■ **Stated exercise**
Select all lines holding the word "title" from the entries that follow.

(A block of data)
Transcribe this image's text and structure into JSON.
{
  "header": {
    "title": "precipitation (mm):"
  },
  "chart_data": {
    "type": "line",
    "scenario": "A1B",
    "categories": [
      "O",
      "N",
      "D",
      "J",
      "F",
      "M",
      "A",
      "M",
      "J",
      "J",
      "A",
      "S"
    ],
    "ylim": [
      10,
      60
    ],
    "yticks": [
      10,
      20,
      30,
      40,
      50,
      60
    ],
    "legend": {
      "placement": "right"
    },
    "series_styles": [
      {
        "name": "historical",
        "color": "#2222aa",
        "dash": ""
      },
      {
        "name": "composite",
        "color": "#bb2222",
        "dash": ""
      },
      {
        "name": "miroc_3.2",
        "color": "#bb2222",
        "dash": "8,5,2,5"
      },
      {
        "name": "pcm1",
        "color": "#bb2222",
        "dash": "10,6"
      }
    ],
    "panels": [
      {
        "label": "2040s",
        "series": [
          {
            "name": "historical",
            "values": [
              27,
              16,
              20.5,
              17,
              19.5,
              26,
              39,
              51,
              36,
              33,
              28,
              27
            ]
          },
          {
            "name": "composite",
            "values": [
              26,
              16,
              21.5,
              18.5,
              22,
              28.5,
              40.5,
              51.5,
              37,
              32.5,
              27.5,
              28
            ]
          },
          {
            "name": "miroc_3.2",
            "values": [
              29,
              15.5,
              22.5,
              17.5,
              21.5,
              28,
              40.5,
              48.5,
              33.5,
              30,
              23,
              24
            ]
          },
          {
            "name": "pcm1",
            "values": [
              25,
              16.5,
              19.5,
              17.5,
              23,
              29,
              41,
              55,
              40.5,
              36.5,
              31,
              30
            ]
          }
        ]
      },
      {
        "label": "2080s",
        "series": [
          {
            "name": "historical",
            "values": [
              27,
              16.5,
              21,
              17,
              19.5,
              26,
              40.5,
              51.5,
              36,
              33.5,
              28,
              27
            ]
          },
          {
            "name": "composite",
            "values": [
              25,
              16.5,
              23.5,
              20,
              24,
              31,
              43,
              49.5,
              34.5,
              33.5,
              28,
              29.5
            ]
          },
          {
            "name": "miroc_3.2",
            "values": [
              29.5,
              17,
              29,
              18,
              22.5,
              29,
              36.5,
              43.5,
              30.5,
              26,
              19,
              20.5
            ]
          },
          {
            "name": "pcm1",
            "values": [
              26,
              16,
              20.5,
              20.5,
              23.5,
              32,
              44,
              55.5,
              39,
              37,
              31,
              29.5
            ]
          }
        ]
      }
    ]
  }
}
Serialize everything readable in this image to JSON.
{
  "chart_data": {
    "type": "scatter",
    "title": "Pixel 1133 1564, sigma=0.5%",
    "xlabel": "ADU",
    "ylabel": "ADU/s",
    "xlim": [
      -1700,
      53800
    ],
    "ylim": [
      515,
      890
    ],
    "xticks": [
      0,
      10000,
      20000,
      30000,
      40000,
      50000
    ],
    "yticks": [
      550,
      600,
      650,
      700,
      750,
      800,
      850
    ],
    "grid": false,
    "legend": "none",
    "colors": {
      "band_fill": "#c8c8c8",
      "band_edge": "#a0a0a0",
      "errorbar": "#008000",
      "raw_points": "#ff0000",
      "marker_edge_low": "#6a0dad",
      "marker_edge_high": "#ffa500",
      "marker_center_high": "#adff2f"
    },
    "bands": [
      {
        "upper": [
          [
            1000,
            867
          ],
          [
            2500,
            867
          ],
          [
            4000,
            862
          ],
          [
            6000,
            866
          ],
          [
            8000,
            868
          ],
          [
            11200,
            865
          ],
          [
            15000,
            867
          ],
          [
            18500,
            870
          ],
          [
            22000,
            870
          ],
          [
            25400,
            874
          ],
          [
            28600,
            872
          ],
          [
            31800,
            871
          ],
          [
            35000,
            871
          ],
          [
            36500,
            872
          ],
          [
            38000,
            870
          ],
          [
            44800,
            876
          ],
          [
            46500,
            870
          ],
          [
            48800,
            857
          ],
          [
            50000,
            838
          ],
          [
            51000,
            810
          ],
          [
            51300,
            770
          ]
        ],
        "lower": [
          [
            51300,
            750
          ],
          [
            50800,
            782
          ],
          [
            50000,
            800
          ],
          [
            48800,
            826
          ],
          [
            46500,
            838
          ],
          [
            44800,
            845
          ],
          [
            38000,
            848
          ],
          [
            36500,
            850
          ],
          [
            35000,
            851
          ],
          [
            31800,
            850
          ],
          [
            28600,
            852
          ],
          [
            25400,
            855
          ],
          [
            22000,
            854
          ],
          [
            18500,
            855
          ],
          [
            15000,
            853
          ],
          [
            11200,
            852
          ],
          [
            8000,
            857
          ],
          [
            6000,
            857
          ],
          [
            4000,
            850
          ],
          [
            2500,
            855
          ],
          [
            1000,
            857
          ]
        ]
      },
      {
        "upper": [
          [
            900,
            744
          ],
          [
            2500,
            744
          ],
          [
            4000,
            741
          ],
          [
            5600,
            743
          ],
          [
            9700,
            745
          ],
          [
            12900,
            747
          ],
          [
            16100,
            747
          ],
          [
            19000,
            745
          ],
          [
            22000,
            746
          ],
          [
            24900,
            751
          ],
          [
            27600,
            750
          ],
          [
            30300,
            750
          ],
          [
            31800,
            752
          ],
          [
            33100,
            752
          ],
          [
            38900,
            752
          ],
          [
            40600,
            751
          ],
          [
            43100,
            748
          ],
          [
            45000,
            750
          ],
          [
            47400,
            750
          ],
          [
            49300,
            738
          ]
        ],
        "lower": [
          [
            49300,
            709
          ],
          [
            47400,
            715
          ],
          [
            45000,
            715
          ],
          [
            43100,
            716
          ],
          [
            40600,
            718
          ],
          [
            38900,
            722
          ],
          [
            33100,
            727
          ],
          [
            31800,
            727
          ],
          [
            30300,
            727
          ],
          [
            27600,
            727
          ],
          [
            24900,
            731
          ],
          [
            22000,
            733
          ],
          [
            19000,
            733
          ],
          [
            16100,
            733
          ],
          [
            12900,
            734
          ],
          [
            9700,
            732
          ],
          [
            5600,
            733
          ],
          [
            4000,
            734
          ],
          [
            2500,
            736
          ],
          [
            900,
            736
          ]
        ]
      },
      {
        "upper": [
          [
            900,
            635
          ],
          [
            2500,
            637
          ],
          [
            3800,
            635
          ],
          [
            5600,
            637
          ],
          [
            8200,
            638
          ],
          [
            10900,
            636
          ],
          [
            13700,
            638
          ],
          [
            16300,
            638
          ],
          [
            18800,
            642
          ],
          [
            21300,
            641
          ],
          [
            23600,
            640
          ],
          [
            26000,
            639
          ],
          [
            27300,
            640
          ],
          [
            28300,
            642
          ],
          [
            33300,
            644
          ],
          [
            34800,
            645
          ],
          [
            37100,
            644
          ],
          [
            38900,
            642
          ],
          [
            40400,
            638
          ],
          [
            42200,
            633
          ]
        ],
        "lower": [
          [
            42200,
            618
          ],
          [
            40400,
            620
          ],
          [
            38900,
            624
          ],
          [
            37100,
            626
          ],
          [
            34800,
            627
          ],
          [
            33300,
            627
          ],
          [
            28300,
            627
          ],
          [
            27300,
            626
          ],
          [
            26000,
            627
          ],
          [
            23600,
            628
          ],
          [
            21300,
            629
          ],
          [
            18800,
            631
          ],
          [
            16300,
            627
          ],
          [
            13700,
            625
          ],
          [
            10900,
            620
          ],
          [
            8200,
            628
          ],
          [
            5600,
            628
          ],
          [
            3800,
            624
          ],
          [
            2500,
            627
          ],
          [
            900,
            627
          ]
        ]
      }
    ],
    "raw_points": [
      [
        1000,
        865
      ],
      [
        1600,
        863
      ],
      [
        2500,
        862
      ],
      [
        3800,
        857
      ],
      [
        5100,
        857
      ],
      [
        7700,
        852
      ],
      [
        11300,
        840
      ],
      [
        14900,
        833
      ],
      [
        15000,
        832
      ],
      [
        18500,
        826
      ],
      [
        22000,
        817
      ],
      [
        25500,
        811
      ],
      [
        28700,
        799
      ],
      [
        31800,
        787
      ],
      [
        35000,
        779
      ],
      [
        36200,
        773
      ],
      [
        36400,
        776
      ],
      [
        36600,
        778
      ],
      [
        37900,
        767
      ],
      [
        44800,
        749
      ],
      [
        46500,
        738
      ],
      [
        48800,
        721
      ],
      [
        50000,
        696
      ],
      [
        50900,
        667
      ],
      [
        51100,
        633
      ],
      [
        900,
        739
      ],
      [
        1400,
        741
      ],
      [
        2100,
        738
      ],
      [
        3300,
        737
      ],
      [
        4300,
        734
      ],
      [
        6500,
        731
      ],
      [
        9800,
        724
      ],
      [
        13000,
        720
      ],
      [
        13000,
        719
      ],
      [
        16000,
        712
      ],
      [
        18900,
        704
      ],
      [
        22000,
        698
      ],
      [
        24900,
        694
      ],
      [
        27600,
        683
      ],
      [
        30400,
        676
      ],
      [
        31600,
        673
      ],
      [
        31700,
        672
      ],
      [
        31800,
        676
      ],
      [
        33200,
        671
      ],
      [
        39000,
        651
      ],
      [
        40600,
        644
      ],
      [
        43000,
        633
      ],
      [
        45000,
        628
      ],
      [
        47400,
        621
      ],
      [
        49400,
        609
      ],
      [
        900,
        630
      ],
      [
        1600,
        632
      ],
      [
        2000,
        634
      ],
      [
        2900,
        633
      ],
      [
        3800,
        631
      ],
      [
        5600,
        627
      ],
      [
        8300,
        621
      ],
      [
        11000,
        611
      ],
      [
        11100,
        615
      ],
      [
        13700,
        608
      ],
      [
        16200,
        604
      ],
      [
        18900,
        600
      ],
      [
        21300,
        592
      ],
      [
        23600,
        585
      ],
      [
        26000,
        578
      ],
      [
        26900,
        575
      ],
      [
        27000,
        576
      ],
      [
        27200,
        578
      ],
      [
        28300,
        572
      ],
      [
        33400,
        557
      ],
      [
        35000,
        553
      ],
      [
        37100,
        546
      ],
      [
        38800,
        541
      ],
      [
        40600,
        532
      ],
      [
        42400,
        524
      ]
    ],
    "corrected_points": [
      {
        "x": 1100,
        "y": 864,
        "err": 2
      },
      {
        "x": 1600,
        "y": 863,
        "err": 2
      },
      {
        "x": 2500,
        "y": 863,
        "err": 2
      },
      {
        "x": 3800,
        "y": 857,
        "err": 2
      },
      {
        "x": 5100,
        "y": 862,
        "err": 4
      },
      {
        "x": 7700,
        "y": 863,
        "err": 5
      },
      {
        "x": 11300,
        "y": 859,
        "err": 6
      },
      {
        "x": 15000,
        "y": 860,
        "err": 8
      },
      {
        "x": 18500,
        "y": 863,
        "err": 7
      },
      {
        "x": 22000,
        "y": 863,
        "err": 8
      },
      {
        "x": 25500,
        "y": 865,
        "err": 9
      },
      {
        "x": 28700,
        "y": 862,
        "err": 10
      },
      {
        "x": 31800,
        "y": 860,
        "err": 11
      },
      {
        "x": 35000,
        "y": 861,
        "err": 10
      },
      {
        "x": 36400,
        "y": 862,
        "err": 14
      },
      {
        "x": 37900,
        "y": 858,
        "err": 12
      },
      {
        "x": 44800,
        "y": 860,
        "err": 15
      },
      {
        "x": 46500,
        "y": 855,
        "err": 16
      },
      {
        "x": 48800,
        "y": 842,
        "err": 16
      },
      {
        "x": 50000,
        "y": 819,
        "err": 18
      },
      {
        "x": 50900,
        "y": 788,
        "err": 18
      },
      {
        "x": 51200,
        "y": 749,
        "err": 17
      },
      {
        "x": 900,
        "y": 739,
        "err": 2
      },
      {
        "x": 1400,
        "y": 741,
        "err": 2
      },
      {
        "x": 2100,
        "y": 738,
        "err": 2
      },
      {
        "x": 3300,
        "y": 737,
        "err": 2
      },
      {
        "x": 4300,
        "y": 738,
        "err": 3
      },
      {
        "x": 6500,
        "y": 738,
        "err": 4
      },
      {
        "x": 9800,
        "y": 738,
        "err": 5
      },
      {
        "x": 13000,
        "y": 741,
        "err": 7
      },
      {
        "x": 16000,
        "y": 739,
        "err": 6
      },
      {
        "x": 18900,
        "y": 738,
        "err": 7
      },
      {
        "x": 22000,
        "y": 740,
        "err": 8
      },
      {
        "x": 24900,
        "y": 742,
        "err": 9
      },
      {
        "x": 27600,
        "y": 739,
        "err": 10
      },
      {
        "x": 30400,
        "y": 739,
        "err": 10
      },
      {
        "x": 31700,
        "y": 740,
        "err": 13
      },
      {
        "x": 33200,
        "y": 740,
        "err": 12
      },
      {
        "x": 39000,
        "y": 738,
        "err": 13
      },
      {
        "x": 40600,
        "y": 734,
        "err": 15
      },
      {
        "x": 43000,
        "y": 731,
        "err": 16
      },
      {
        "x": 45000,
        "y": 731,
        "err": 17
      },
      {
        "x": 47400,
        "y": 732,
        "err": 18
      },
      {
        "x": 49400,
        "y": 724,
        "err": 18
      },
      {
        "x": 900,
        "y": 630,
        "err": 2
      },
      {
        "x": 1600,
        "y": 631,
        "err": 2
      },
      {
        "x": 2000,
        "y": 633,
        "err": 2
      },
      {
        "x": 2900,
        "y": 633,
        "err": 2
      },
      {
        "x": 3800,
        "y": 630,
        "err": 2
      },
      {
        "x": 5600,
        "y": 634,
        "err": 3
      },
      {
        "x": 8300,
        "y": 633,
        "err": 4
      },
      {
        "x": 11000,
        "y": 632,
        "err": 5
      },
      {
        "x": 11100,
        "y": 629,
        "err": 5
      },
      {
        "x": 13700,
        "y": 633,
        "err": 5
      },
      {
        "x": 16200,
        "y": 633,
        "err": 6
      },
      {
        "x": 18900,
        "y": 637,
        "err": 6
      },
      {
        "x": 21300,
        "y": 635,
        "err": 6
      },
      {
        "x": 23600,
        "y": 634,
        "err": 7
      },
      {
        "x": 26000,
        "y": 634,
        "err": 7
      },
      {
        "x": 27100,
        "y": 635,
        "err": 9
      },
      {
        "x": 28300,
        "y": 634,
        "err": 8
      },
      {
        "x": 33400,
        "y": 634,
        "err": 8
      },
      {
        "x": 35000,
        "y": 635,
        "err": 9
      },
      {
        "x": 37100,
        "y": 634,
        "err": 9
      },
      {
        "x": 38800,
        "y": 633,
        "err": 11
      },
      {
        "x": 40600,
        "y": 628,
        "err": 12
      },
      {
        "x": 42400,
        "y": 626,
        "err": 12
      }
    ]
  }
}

■ **Expected answer**
    "title": "precipitation (mm):"
    "title": "Pixel 1133 1564, sigma=0.5%",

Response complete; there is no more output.